血小板活化因子与血小板对离体豚鼠气管和肺动脉平滑肌的影响

Effects of Platelet-activating Factor and Platelets on the Isolated Tracheal and Pulmonary Arterial Smooth Muscles of Guinea Pig

以离休豚鼠气管条和肺动脉环实验发现血小板活化因子(PAF)不能收缩气管条,PAF存在时,组织胺收缩气管条强度(105.6±62.8％)较无PAF时(147.2±71.8％)弱,P<0.05。PAF与血小板共孵后悬液可致气管条收缩(24.5±3.5％),乙胺嗪可减弱这种收缩(14.5±1.8％),P<0.05;消炎痛则有增强趋势(31.1±3.8％)。PAF能收缩肺动脉环,血小板存在时,缩管强度(40.6±5.4％)较无血小板时(16.0±2.9％)有所增强(P<0.01)。

On the isolated tracheal strips and pulmonary arterial rings of guinea pig we tested the effects of platelet-activating factor(PAF) and platelets on airway and pulmonary vascular smooth muscles. It was found that PAF could not induce the contraction of tracheal strips. In the presence of PAF, the strength of contraction of the tracheal strips induced by histamine was 105.6 ± 62.8%, which was lower than thatinthe absence of PAF (147.2 ± 71.8%, n=5,P<0.05). When co-incubated with PAF for 20 min, platelet suspension could cause the contraction of tracheal strips, the strength of which was 24.5 ±3.5% (n=6). This constriction was partially inhibited by diethylcarbamazine (14.5 ±1.8%, n=5, P<0.05) and may be slightly enhanced by indomethacine (31.1 ±3.8%, n=4, P>0.05). PAF had a direct constrictive effect on pulmonary rings (16.0 ±2.9%, n=5), which could be further amplified in the presence of platelets (40.6±5.4%,n=6, P<0.01). From the above we may speculate that PAF and platelets play a role in the development of asthma and pulmonary hypertension.

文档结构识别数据

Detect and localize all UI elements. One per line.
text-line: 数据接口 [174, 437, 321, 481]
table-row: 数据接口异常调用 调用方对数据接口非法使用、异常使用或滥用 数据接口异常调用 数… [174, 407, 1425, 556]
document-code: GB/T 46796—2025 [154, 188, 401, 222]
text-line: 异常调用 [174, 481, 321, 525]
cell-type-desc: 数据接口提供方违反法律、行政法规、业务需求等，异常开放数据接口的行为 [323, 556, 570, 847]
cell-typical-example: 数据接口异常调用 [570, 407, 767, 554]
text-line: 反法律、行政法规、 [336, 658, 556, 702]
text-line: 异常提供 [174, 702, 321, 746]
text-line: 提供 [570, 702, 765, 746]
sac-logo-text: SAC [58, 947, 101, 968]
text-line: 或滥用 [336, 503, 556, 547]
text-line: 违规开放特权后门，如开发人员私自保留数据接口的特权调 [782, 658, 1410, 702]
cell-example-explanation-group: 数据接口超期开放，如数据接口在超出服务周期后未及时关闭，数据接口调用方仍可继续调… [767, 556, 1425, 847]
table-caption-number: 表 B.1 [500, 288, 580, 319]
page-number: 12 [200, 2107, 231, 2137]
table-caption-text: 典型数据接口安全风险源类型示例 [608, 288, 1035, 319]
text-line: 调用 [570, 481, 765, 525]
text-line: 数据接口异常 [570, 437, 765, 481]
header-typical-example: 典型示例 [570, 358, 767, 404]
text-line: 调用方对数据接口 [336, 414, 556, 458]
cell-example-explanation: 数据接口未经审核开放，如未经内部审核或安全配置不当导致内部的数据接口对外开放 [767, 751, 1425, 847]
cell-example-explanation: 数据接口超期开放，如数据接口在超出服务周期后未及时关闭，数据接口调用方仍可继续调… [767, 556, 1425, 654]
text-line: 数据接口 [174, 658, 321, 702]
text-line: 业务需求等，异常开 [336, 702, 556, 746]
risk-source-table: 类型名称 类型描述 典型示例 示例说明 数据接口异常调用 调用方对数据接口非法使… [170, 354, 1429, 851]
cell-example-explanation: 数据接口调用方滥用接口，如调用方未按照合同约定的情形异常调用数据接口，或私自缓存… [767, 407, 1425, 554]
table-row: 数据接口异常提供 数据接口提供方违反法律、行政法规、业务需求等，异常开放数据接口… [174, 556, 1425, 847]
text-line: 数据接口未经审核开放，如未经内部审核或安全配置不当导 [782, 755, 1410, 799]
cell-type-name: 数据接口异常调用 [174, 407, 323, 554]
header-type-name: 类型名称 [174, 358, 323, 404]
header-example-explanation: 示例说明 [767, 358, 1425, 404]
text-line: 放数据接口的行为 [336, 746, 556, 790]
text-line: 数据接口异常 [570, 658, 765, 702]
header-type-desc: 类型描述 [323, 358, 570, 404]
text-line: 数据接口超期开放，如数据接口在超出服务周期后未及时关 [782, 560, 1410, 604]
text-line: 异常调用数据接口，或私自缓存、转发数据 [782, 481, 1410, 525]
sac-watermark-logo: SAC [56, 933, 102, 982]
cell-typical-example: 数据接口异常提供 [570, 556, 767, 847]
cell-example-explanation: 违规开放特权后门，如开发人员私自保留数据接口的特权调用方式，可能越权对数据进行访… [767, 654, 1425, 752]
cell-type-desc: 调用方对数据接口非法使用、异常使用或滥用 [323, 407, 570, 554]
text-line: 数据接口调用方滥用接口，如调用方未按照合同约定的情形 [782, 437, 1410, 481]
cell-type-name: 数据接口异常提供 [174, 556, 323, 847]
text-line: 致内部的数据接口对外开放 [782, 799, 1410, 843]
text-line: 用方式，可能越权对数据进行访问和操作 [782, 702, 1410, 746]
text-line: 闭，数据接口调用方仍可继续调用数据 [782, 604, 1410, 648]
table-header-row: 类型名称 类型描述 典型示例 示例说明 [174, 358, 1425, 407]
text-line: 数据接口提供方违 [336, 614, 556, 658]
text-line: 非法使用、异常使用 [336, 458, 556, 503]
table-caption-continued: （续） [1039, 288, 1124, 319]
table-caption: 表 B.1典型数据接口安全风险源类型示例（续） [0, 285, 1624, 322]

== 任务要求 ==
1: 把关于血小板活化因子的文段里这句话译成中文："It was found that PAF could not induce the contraction of tracheal strips."
2: 把关于血小板活化因子的文段从“Effects of Platelet-activating Factor and”到“0±2.9％)有所增强(P<0.01)。”这一段重抄一遍，并用“气管片”替换其中的“气管条”。

== 逐项结果 ==
1: 研究发现，PAF不能引起气管条收缩。

2:
Effects of Platelet-activating Factor and Platelets on the Isolated Tracheal and Pulmonary Arterial Smooth Muscles of Guinea Pig

以离休豚鼠气管片和肺动脉环实验发现血小板活化因子(PAF)不能收缩气管片,PAF存在时,组织胺收缩气管片强度(105.6±62.8％)较无PAF时(147.2±71.8％)弱,P<0.05。PAF与血小板共孵后悬液可致气管片收缩(24.5±3.5％),乙胺嗪可减弱这种收缩(14.5±1.8％),P<0.05;消炎痛则有增强趋势(31.1±3.8％)。PAF能收缩肺动脉环,血小板存在时,缩管强度(40.6±5.4％)较无血小板时(16.0±2.9％)有所增强(P<0.01)。